Extract every entry word for word. Skip the pictures.
* START Dataset content *
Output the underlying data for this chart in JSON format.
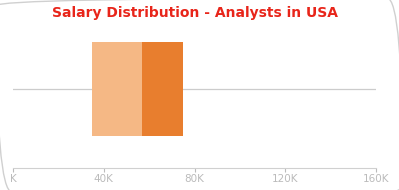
{
  "title": "Salary Distribution - Analysts in USA",
  "title_color": "#e8251a",
  "title_fontsize": 10,
  "title_fontweight": "bold",
  "xlim": [
    0,
    160000
  ],
  "xticks": [
    0,
    40000,
    80000,
    120000,
    160000
  ],
  "xticklabels": [
    "K",
    "40K",
    "80K",
    "120K",
    "160K"
  ],
  "q1": 35000,
  "median": 57000,
  "q3": 75000,
  "color_left": "#f5b885",
  "color_right": "#e87e2e",
  "whisker_color": "#cccccc",
  "background_color": "#ffffff",
  "border_color": "#d0d0d0",
  "tick_color": "#bbbbbb",
  "tick_label_color": "#aaaaaa",
  "figsize": [
    3.99,
    1.9
  ],
  "dpi": 100
}
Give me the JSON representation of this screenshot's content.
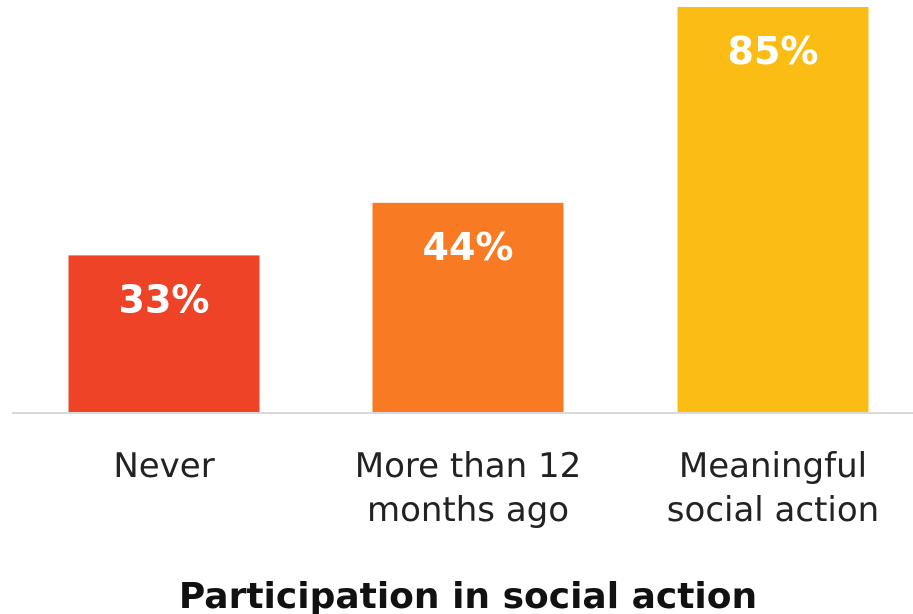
{
  "chart_data": {
    "type": "bar",
    "categories": [
      [
        "Never"
      ],
      [
        "More than 12",
        "months ago"
      ],
      [
        "Meaningful",
        "social action"
      ]
    ],
    "values": [
      33,
      44,
      85
    ],
    "value_labels": [
      "33%",
      "44%",
      "85%"
    ],
    "colors": [
      "#ee4327",
      "#f87a22",
      "#fbbd13"
    ],
    "xlabel": "Participation in social action",
    "ylabel": "",
    "ylim": [
      0,
      85
    ],
    "grid": false,
    "legend": "none",
    "baseline_color": "#d9d9d9"
  }
}
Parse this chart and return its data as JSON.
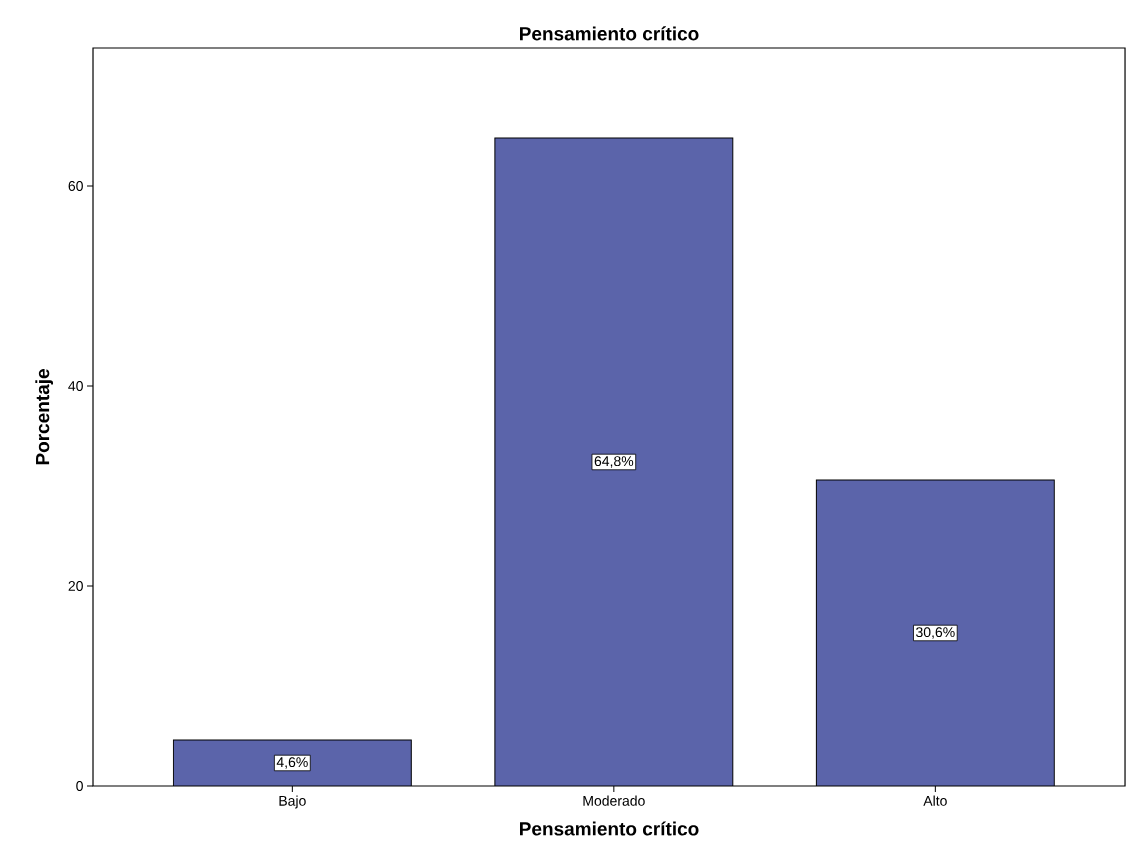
* END Dataset content *
▶ [The completed task]
Output the underlying data for this chart in JSON format.
{
  "title": "Salary Distribution - Analysts in USA",
  "title_color": "#e8251a",
  "title_fontsize": 10,
  "title_fontweight": "bold",
  "xlim": [
    0,
    160000
  ],
  "xticks": [
    0,
    40000,
    80000,
    120000,
    160000
  ],
  "xticklabels": [
    "K",
    "40K",
    "80K",
    "120K",
    "160K"
  ],
  "q1": 35000,
  "median": 57000,
  "q3": 75000,
  "color_left": "#f5b885",
  "color_right": "#e87e2e",
  "whisker_color": "#cccccc",
  "background_color": "#ffffff",
  "border_color": "#d0d0d0",
  "tick_color": "#bbbbbb",
  "tick_label_color": "#aaaaaa",
  "figsize": [
    3.99,
    1.9
  ],
  "dpi": 100
}
Give me the JSON representation of this screenshot's content.
{
  "chart_data": {
    "type": "bar",
    "categories": [
      [
        "Never"
      ],
      [
        "More than 12",
        "months ago"
      ],
      [
        "Meaningful",
        "social action"
      ]
    ],
    "values": [
      33,
      44,
      85
    ],
    "value_labels": [
      "33%",
      "44%",
      "85%"
    ],
    "colors": [
      "#ee4327",
      "#f87a22",
      "#fbbd13"
    ],
    "xlabel": "Participation in social action",
    "ylabel": "",
    "ylim": [
      0,
      85
    ],
    "grid": false,
    "legend": "none",
    "baseline_color": "#d9d9d9"
  }
}
Parse this chart and return its data as JSON.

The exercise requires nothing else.